**Prompt**
Exactly reproduce the entries, dropping any pictures from your copy.

**Task inputs**
▶
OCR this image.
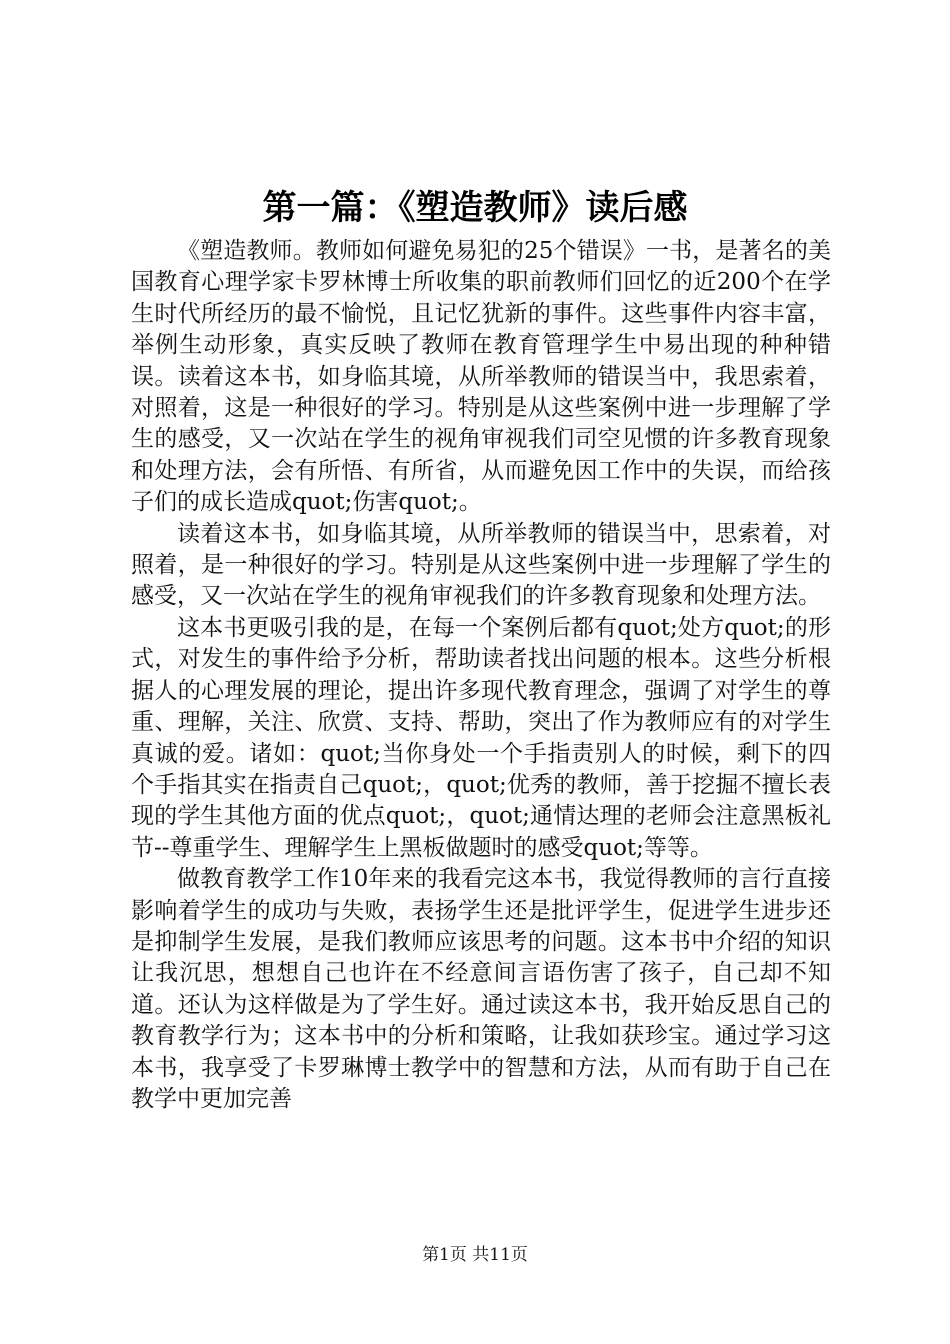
第一篇：《塑造教师》读后感

《塑造教师。教师如何避免易犯的25个错误》一书，是著名的美国教育心理学家卡罗林博士所收集的职前教师们回忆的近200个在学生时代所经历的最不愉悦，且记忆犹新的事件。这些事件内容丰富，举例生动形象，真实反映了教师在教育管理学生中易出现的种种错误。读着这本书，如身临其境，从所举教师的错误当中，我思索着，对照着，这是一种很好的学习。特别是从这些案例中进一步理解了学生的感受，又一次站在学生的视角审视我们司空见惯的许多教育现象和处理方法，会有所悟、有所省，从而避免因工作中的失误，而给孩子们的成长造成quot;伤害quot;。

读着这本书，如身临其境，从所举教师的错误当中，思索着，对照着，是一种很好的学习。特别是从这些案例中进一步理解了学生的感受，又一次站在学生的视角审视我们的许多教育现象和处理方法。

这本书更吸引我的是，在每一个案例后都有quot;处方quot;的形式，对发生的事件给予分析，帮助读者找出问题的根本。这些分析根据人的心理发展的理论，提出许多现代教育理念，强调了对学生的尊重、理解，关注、欣赏、支持、帮助，突出了作为教师应有的对学生真诚的爱。诸如：quot;当你身处一个手指责别人的时候，剩下的四个手指其实在指责自己quot;，quot;优秀的教师，善于挖掘不擅长表现的学生其他方面的优点quot;，quot;通情达理的老师会注意黑板礼节--尊重学生、理解学生上黑板做题时的感受quot;等等。

做教育教学工作10年来的我看完这本书，我觉得教师的言行直接影响着学生的成功与失败，表扬学生还是批评学生，促进学生进步还是抑制学生发展，是我们教师应该思考的问题。这本书中介绍的知识让我沉思，想想自己也许在不经意间言语伤害了孩子，自己却不知道。还认为这样做是为了学生好。通过读这本书，我开始反思自己的教育教学行为；这本书中的分析和策略，让我如获珍宝。通过学习这本书，我享受了卡罗琳博士教学中的智慧和方法，从而有助于自己在教学中更加完善

第1页 共11页
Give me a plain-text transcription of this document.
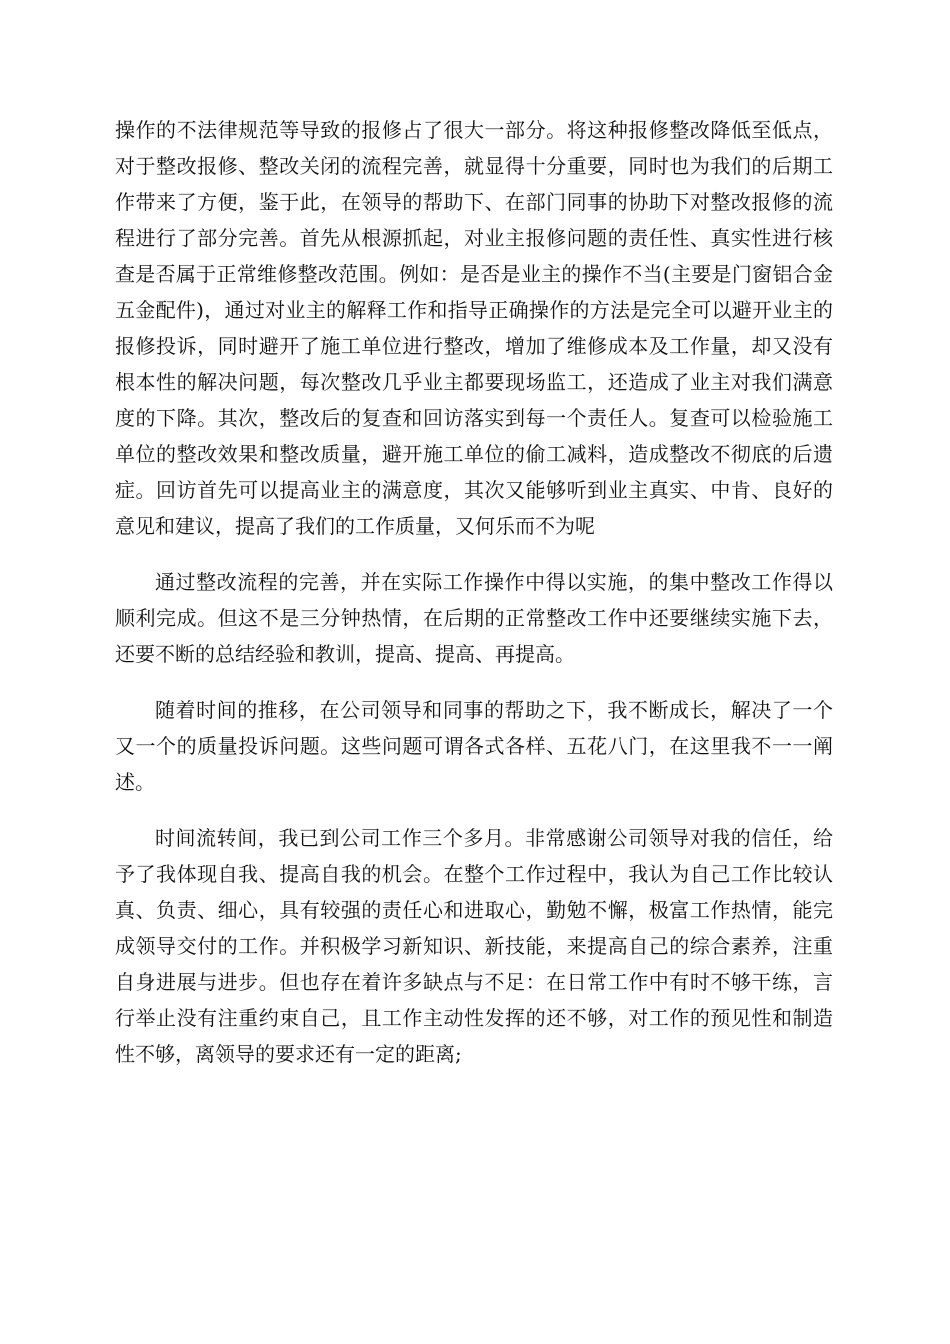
操作的不法律规范等导致的报修占了很大一部分。将这种报修整改降低至低点，对于整改报修、整改关闭的流程完善，就显得十分重要，同时也为我们的后期工作带来了方便，鉴于此，在领导的帮助下、在部门同事的协助下对整改报修的流程进行了部分完善。首先从根源抓起，对业主报修问题的责任性、真实性进行核查是否属于正常维修整改范围。例如：是否是业主的操作不当(主要是门窗铝合金五金配件)，通过对业主的解释工作和指导正确操作的方法是完全可以避开业主的报修投诉，同时避开了施工单位进行整改，增加了维修成本及工作量，却又没有根本性的解决问题，每次整改几乎业主都要现场监工，还造成了业主对我们满意度的下降。其次，整改后的复查和回访落实到每一个责任人。复查可以检验施工单位的整改效果和整改质量，避开施工单位的偷工减料，造成整改不彻底的后遗症。回访首先可以提高业主的满意度，其次又能够听到业主真实、中肯、良好的意见和建议，提高了我们的工作质量，又何乐而不为呢

通过整改流程的完善，并在实际工作操作中得以实施，的集中整改工作得以顺利完成。但这不是三分钟热情，在后期的正常整改工作中还要继续实施下去，还要不断的总结经验和教训，提高、提高、再提高。

随着时间的推移，在公司领导和同事的帮助之下，我不断成长，解决了一个又一个的质量投诉问题。这些问题可谓各式各样、五花八门，在这里我不一一阐述。

时间流转间，我已到公司工作三个多月。非常感谢公司领导对我的信任，给予了我体现自我、提高自我的机会。在整个工作过程中，我认为自己工作比较认真、负责、细心，具有较强的责任心和进取心，勤勉不懈，极富工作热情，能完成领导交付的工作。并积极学习新知识、新技能，来提高自己的综合素养，注重自身进展与进步。但也存在着许多缺点与不足：在日常工作中有时不够干练，言行举止没有注重约束自己，且工作主动性发挥的还不够，对工作的预见性和制造性不够，离领导的要求还有一定的距离;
◀
**Complete response**
OCR this image.
第一篇：《塑造教师》读后感

《塑造教师。教师如何避免易犯的25个错误》一书，是著名的美国教育心理学家卡罗林博士所收集的职前教师们回忆的近200个在学生时代所经历的最不愉悦，且记忆犹新的事件。这些事件内容丰富，举例生动形象，真实反映了教师在教育管理学生中易出现的种种错误。读着这本书，如身临其境，从所举教师的错误当中，我思索着，对照着，这是一种很好的学习。特别是从这些案例中进一步理解了学生的感受，又一次站在学生的视角审视我们司空见惯的许多教育现象和处理方法，会有所悟、有所省，从而避免因工作中的失误，而给孩子们的成长造成quot;伤害quot;。

读着这本书，如身临其境，从所举教师的错误当中，思索着，对照着，是一种很好的学习。特别是从这些案例中进一步理解了学生的感受，又一次站在学生的视角审视我们的许多教育现象和处理方法。

这本书更吸引我的是，在每一个案例后都有quot;处方quot;的形式，对发生的事件给予分析，帮助读者找出问题的根本。这些分析根据人的心理发展的理论，提出许多现代教育理念，强调了对学生的尊重、理解，关注、欣赏、支持、帮助，突出了作为教师应有的对学生真诚的爱。诸如：quot;当你身处一个手指责别人的时候，剩下的四个手指其实在指责自己quot;，quot;优秀的教师，善于挖掘不擅长表现的学生其他方面的优点quot;，quot;通情达理的老师会注意黑板礼节--尊重学生、理解学生上黑板做题时的感受quot;等等。

做教育教学工作10年来的我看完这本书，我觉得教师的言行直接影响着学生的成功与失败，表扬学生还是批评学生，促进学生进步还是抑制学生发展，是我们教师应该思考的问题。这本书中介绍的知识让我沉思，想想自己也许在不经意间言语伤害了孩子，自己却不知道。还认为这样做是为了学生好。通过读这本书，我开始反思自己的教育教学行为；这本书中的分析和策略，让我如获珍宝。通过学习这本书，我享受了卡罗琳博士教学中的智慧和方法，从而有助于自己在教学中更加完善

第1页 共11页
Give me a plain-text transcription of this document.
操作的不法律规范等导致的报修占了很大一部分。将这种报修整改降低至低点，对于整改报修、整改关闭的流程完善，就显得十分重要，同时也为我们的后期工作带来了方便，鉴于此，在领导的帮助下、在部门同事的协助下对整改报修的流程进行了部分完善。首先从根源抓起，对业主报修问题的责任性、真实性进行核查是否属于正常维修整改范围。例如：是否是业主的操作不当(主要是门窗铝合金五金配件)，通过对业主的解释工作和指导正确操作的方法是完全可以避开业主的报修投诉，同时避开了施工单位进行整改，增加了维修成本及工作量，却又没有根本性的解决问题，每次整改几乎业主都要现场监工，还造成了业主对我们满意度的下降。其次，整改后的复查和回访落实到每一个责任人。复查可以检验施工单位的整改效果和整改质量，避开施工单位的偷工减料，造成整改不彻底的后遗症。回访首先可以提高业主的满意度，其次又能够听到业主真实、中肯、良好的意见和建议，提高了我们的工作质量，又何乐而不为呢

通过整改流程的完善，并在实际工作操作中得以实施，的集中整改工作得以顺利完成。但这不是三分钟热情，在后期的正常整改工作中还要继续实施下去，还要不断的总结经验和教训，提高、提高、再提高。

随着时间的推移，在公司领导和同事的帮助之下，我不断成长，解决了一个又一个的质量投诉问题。这些问题可谓各式各样、五花八门，在这里我不一一阐述。

时间流转间，我已到公司工作三个多月。非常感谢公司领导对我的信任，给予了我体现自我、提高自我的机会。在整个工作过程中，我认为自己工作比较认真、负责、细心，具有较强的责任心和进取心，勤勉不懈，极富工作热情，能完成领导交付的工作。并积极学习新知识、新技能，来提高自己的综合素养，注重自身进展与进步。但也存在着许多缺点与不足：在日常工作中有时不够干练，言行举止没有注重约束自己，且工作主动性发挥的还不够，对工作的预见性和制造性不够，离领导的要求还有一定的距离;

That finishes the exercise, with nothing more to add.